▼▼▼

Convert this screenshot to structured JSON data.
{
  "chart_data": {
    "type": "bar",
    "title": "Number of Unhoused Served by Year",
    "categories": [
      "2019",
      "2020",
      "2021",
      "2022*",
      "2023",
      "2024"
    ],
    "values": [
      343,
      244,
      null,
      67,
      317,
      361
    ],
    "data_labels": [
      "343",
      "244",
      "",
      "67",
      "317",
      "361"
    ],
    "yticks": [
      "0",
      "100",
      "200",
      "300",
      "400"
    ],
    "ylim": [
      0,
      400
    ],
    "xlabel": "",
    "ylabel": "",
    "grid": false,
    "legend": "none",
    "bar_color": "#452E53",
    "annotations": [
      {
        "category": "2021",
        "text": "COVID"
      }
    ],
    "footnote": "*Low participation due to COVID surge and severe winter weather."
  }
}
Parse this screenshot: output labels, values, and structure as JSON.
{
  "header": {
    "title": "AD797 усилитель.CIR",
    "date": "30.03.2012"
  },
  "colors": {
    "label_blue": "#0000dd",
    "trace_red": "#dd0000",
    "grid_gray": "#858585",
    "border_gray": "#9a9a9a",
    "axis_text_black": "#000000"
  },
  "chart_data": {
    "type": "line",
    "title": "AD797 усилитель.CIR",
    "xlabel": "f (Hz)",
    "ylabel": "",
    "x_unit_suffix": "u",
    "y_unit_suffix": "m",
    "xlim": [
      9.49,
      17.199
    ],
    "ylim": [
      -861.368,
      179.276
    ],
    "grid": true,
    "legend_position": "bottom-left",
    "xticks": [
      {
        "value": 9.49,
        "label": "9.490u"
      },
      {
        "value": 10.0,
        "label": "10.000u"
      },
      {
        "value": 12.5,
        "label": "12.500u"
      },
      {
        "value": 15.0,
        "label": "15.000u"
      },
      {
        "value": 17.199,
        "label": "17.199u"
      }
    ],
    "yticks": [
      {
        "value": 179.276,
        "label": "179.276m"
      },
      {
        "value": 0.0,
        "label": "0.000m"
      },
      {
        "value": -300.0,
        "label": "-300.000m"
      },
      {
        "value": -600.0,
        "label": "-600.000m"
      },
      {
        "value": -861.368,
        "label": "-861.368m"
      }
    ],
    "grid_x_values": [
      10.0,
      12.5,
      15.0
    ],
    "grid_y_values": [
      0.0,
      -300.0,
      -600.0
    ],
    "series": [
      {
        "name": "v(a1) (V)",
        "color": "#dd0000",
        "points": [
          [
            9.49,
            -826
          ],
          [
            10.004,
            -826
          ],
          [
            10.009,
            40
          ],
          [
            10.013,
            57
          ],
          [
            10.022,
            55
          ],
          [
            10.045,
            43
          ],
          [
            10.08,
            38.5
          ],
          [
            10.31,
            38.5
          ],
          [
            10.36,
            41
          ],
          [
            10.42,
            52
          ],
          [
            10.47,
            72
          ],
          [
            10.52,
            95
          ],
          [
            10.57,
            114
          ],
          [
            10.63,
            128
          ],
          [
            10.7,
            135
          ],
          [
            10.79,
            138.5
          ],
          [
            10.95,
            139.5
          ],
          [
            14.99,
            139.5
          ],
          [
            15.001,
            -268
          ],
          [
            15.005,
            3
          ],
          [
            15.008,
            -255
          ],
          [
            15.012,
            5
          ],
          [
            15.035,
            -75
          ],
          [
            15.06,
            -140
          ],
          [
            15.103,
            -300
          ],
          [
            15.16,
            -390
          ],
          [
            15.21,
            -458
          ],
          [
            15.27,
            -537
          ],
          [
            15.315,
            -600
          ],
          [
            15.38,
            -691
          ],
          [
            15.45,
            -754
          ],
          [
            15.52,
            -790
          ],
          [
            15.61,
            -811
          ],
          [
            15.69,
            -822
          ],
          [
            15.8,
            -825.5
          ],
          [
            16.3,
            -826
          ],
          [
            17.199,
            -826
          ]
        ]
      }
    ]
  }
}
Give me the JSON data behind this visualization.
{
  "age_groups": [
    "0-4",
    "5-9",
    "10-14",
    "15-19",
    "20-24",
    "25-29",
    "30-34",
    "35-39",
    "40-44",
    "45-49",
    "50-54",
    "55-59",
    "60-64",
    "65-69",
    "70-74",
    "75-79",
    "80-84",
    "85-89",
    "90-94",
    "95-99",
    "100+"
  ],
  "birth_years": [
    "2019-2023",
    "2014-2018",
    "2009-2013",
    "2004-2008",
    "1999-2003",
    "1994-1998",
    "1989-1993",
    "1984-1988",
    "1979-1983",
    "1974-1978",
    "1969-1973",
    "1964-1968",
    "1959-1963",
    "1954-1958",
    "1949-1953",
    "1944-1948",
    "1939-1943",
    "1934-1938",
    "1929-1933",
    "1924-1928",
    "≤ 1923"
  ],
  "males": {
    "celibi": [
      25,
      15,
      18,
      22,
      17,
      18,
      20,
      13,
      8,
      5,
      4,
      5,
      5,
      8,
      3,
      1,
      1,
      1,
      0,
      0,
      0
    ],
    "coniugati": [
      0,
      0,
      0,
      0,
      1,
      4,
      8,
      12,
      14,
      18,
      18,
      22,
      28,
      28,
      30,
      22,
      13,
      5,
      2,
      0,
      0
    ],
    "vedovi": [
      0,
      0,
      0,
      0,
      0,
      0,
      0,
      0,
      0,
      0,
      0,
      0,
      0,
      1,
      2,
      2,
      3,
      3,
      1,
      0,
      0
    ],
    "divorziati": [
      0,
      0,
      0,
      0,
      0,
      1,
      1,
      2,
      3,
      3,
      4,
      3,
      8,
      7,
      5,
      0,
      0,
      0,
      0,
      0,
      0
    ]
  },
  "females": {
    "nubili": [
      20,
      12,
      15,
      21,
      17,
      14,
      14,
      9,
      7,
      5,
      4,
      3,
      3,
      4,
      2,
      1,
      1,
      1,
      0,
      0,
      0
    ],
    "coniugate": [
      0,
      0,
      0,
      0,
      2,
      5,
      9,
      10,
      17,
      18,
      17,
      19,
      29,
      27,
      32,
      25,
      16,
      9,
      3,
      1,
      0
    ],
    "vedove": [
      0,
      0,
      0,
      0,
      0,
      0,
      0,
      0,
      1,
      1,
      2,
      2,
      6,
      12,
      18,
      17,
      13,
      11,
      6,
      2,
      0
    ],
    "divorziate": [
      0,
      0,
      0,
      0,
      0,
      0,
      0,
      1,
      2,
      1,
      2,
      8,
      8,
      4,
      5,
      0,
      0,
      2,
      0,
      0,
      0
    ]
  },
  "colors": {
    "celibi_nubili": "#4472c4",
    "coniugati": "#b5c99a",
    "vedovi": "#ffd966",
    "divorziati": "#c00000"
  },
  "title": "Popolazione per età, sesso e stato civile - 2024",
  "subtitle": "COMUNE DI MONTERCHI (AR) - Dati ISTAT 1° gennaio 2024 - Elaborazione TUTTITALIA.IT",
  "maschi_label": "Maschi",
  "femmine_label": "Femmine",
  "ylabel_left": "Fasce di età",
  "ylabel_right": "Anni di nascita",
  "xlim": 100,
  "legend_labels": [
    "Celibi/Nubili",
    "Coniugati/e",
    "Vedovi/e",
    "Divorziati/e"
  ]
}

▲▲▲
▼▼▼

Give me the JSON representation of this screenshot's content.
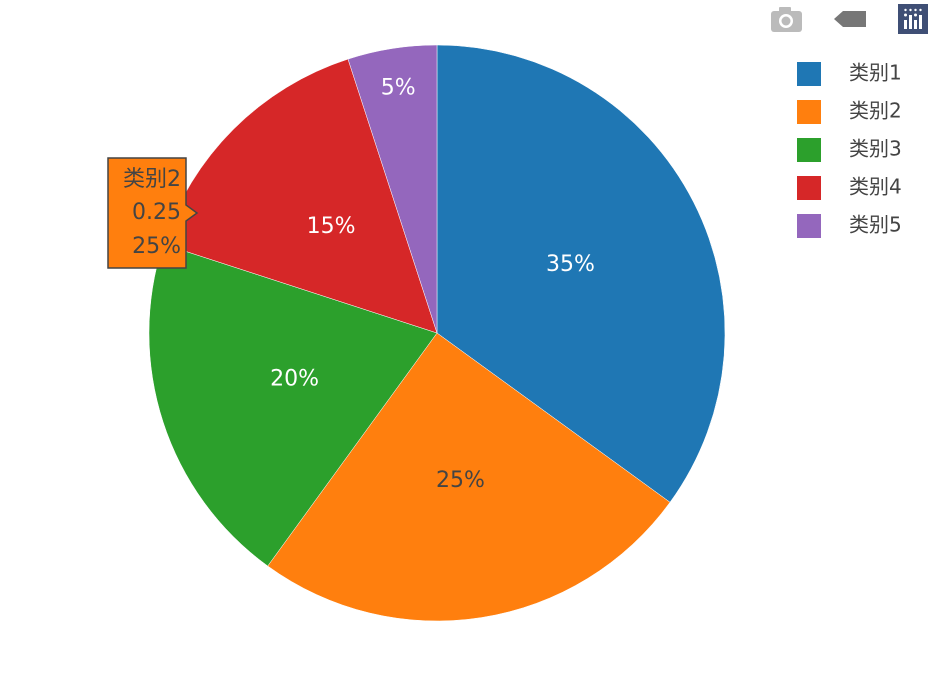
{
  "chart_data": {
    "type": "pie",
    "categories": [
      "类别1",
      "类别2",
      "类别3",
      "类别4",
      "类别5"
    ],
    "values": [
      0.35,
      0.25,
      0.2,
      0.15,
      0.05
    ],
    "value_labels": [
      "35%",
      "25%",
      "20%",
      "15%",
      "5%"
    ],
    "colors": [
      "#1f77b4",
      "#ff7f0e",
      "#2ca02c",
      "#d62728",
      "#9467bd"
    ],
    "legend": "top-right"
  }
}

▲▲▲

▶ [Task objective]: Search the records for the string "JSON" and return every line in which it occurs.

▶ [Full response]:
Convert this screenshot to structured JSON data.
Parse this screenshot: output labels, values, and structure as JSON.
Give me the JSON data behind this visualization.
Give me the JSON representation of this screenshot's content.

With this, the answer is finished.